**Entries provided**
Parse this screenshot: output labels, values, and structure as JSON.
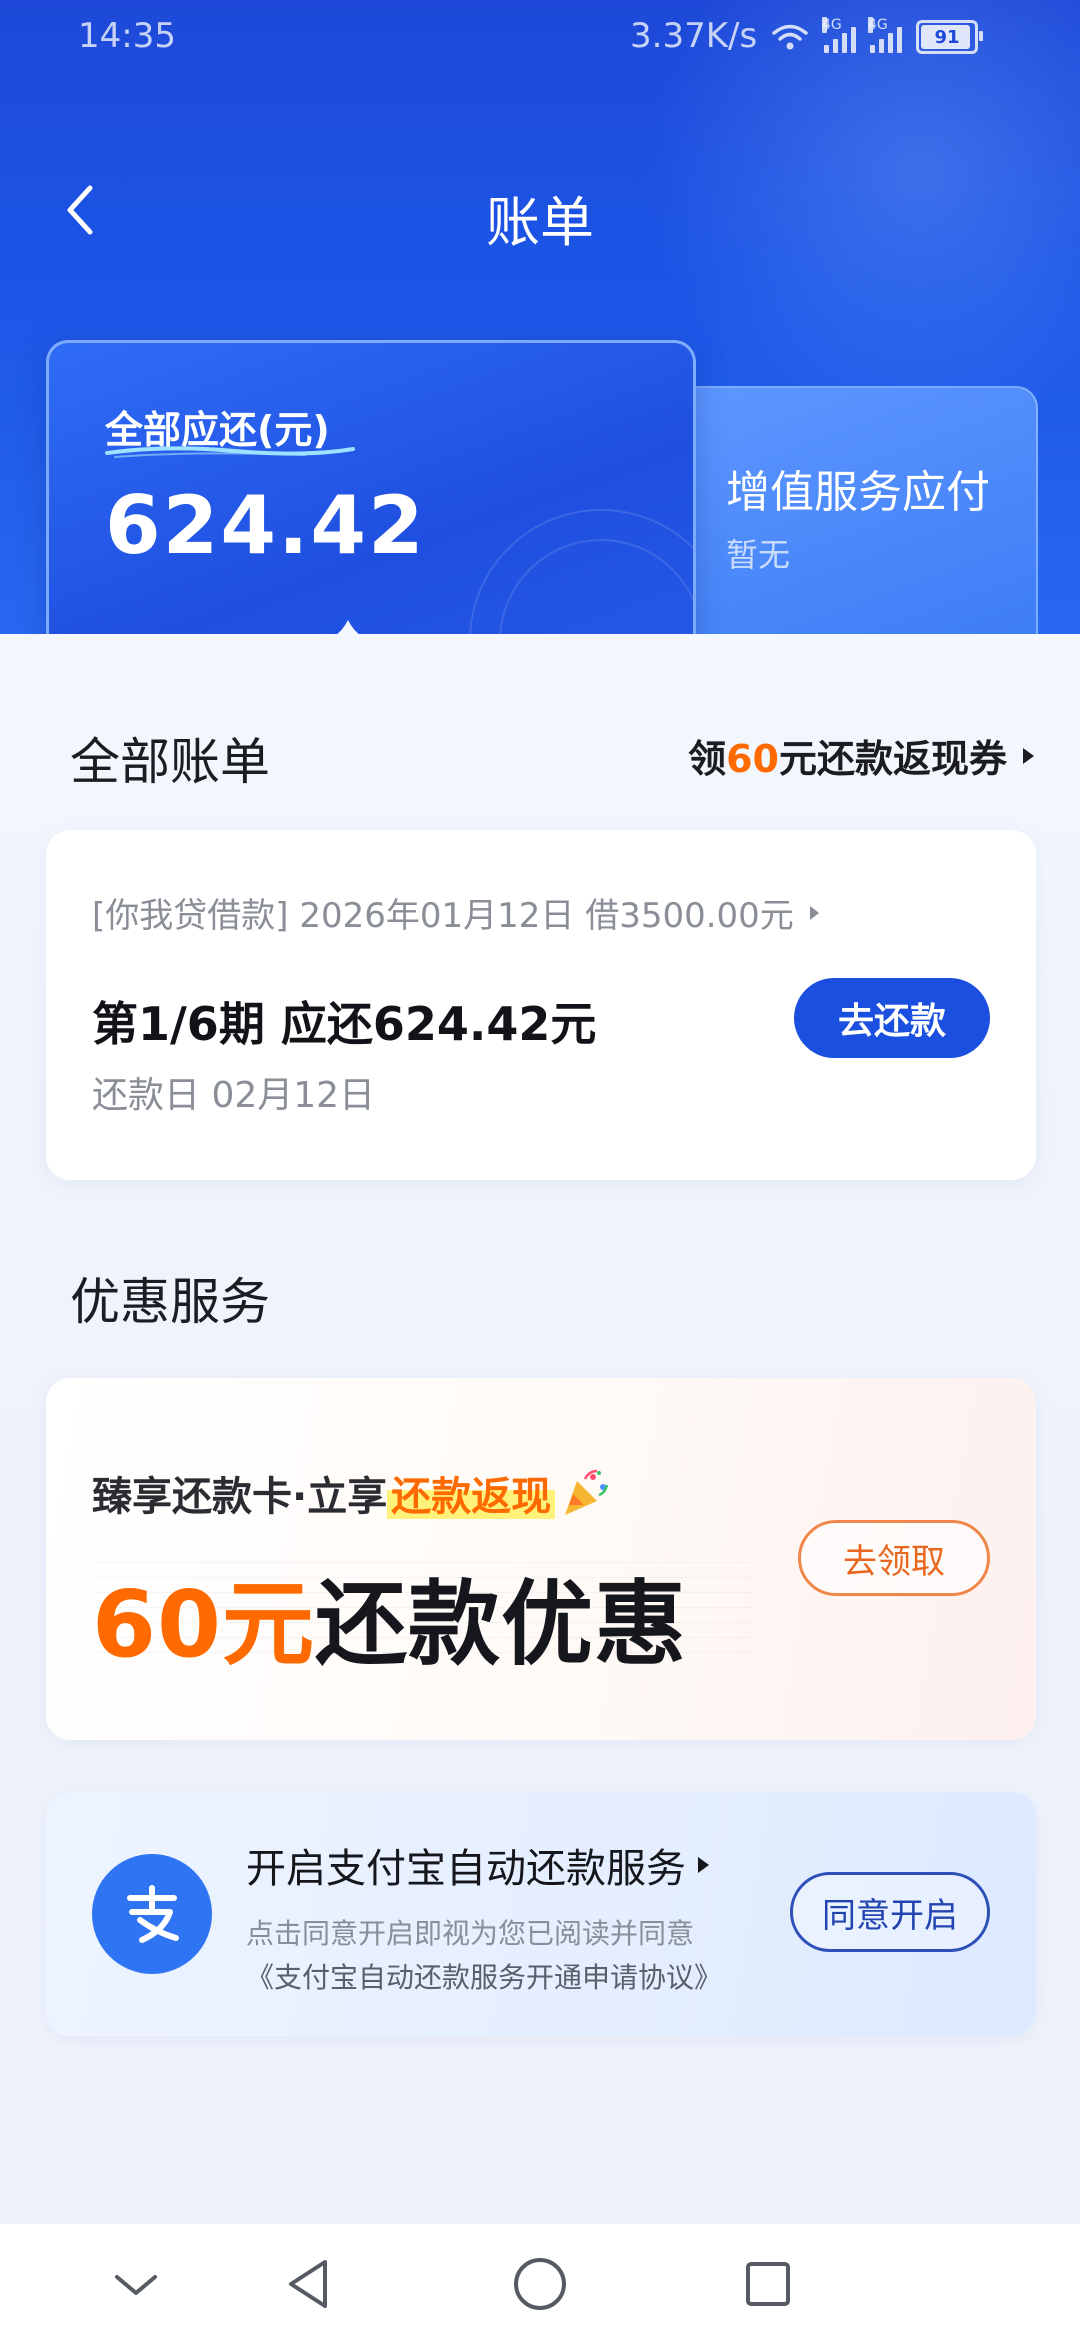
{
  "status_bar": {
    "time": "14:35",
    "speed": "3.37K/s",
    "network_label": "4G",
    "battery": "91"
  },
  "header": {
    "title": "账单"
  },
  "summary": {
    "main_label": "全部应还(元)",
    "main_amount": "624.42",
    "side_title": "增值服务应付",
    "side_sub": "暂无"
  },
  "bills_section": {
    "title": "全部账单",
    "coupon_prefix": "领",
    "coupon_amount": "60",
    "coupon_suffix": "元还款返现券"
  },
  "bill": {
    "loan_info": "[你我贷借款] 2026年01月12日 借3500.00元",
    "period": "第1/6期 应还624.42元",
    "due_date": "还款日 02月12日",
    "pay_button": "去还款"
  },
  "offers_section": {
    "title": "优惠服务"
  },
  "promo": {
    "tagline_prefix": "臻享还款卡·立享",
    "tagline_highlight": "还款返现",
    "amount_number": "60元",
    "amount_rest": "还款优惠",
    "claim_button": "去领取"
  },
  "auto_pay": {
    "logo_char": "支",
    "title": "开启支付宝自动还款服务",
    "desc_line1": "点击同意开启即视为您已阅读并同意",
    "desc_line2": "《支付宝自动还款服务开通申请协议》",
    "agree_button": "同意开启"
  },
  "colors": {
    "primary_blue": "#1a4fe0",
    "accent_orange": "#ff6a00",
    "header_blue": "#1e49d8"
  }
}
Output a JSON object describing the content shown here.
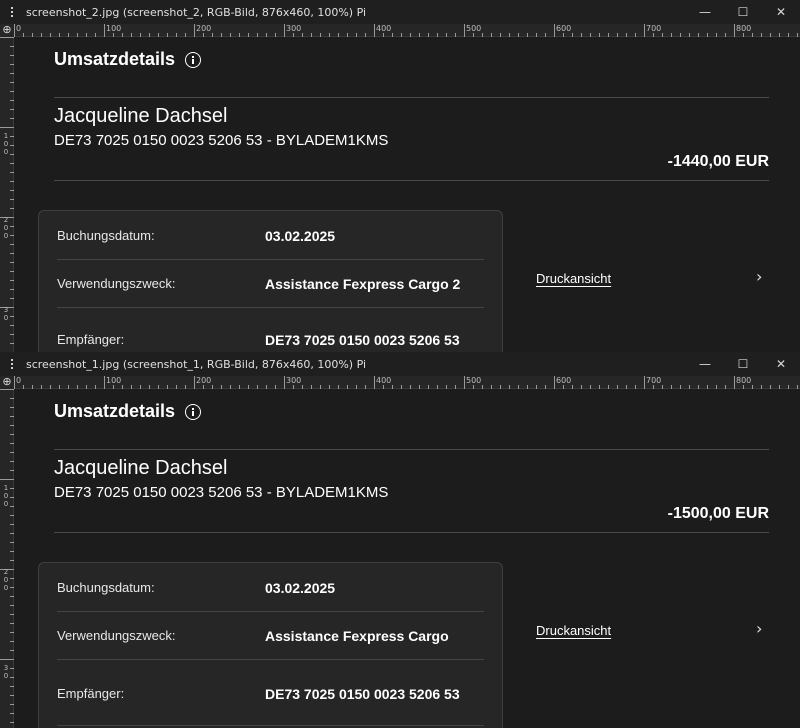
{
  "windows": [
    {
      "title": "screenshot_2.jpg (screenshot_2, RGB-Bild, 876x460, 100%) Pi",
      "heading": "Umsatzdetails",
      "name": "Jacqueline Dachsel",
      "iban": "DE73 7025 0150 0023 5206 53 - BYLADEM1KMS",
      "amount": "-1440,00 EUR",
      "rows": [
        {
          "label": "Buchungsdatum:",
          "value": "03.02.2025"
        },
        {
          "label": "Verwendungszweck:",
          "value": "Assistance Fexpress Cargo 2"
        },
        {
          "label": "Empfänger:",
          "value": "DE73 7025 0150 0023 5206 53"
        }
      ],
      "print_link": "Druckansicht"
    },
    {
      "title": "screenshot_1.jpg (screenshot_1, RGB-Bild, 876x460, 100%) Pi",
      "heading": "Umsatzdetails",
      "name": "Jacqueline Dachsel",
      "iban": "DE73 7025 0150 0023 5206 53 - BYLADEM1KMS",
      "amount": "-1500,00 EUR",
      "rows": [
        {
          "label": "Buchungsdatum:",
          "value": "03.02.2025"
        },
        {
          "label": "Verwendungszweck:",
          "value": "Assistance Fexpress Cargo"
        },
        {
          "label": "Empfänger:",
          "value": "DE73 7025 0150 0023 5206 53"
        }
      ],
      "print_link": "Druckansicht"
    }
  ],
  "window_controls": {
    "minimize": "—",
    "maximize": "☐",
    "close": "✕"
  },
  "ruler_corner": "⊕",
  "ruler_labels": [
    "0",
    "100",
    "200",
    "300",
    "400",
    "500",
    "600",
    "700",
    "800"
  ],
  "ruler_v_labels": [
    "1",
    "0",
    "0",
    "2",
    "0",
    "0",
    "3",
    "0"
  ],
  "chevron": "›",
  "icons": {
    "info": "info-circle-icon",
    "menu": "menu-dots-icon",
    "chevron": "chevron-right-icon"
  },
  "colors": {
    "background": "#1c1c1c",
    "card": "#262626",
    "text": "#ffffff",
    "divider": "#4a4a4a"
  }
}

**Short problem**
Reproduce each line exactly, please, except for any pictures.

**Task result**
Parse this screenshot: output labels, values, and structure as JSON.
{
  "status_bar": {
    "time": "14:35",
    "speed": "3.37K/s",
    "network_label": "4G",
    "battery": "91"
  },
  "header": {
    "title": "账单"
  },
  "summary": {
    "main_label": "全部应还(元)",
    "main_amount": "624.42",
    "side_title": "增值服务应付",
    "side_sub": "暂无"
  },
  "bills_section": {
    "title": "全部账单",
    "coupon_prefix": "领",
    "coupon_amount": "60",
    "coupon_suffix": "元还款返现券"
  },
  "bill": {
    "loan_info": "[你我贷借款] 2026年01月12日 借3500.00元",
    "period": "第1/6期 应还624.42元",
    "due_date": "还款日 02月12日",
    "pay_button": "去还款"
  },
  "offers_section": {
    "title": "优惠服务"
  },
  "promo": {
    "tagline_prefix": "臻享还款卡·立享",
    "tagline_highlight": "还款返现",
    "amount_number": "60元",
    "amount_rest": "还款优惠",
    "claim_button": "去领取"
  },
  "auto_pay": {
    "logo_char": "支",
    "title": "开启支付宝自动还款服务",
    "desc_line1": "点击同意开启即视为您已阅读并同意",
    "desc_line2": "《支付宝自动还款服务开通申请协议》",
    "agree_button": "同意开启"
  },
  "colors": {
    "primary_blue": "#1a4fe0",
    "accent_orange": "#ff6a00",
    "header_blue": "#1e49d8"
  }
}
Output a JSON object describing the content shown here.
{
  "windows": [
    {
      "title": "screenshot_2.jpg (screenshot_2, RGB-Bild, 876x460, 100%) Pi",
      "heading": "Umsatzdetails",
      "name": "Jacqueline Dachsel",
      "iban": "DE73 7025 0150 0023 5206 53 - BYLADEM1KMS",
      "amount": "-1440,00 EUR",
      "rows": [
        {
          "label": "Buchungsdatum:",
          "value": "03.02.2025"
        },
        {
          "label": "Verwendungszweck:",
          "value": "Assistance Fexpress Cargo 2"
        },
        {
          "label": "Empfänger:",
          "value": "DE73 7025 0150 0023 5206 53"
        }
      ],
      "print_link": "Druckansicht"
    },
    {
      "title": "screenshot_1.jpg (screenshot_1, RGB-Bild, 876x460, 100%) Pi",
      "heading": "Umsatzdetails",
      "name": "Jacqueline Dachsel",
      "iban": "DE73 7025 0150 0023 5206 53 - BYLADEM1KMS",
      "amount": "-1500,00 EUR",
      "rows": [
        {
          "label": "Buchungsdatum:",
          "value": "03.02.2025"
        },
        {
          "label": "Verwendungszweck:",
          "value": "Assistance Fexpress Cargo"
        },
        {
          "label": "Empfänger:",
          "value": "DE73 7025 0150 0023 5206 53"
        }
      ],
      "print_link": "Druckansicht"
    }
  ],
  "window_controls": {
    "minimize": "—",
    "maximize": "☐",
    "close": "✕"
  },
  "ruler_corner": "⊕",
  "ruler_labels": [
    "0",
    "100",
    "200",
    "300",
    "400",
    "500",
    "600",
    "700",
    "800"
  ],
  "ruler_v_labels": [
    "1",
    "0",
    "0",
    "2",
    "0",
    "0",
    "3",
    "0"
  ],
  "chevron": "›",
  "icons": {
    "info": "info-circle-icon",
    "menu": "menu-dots-icon",
    "chevron": "chevron-right-icon"
  },
  "colors": {
    "background": "#1c1c1c",
    "card": "#262626",
    "text": "#ffffff",
    "divider": "#4a4a4a"
  }
}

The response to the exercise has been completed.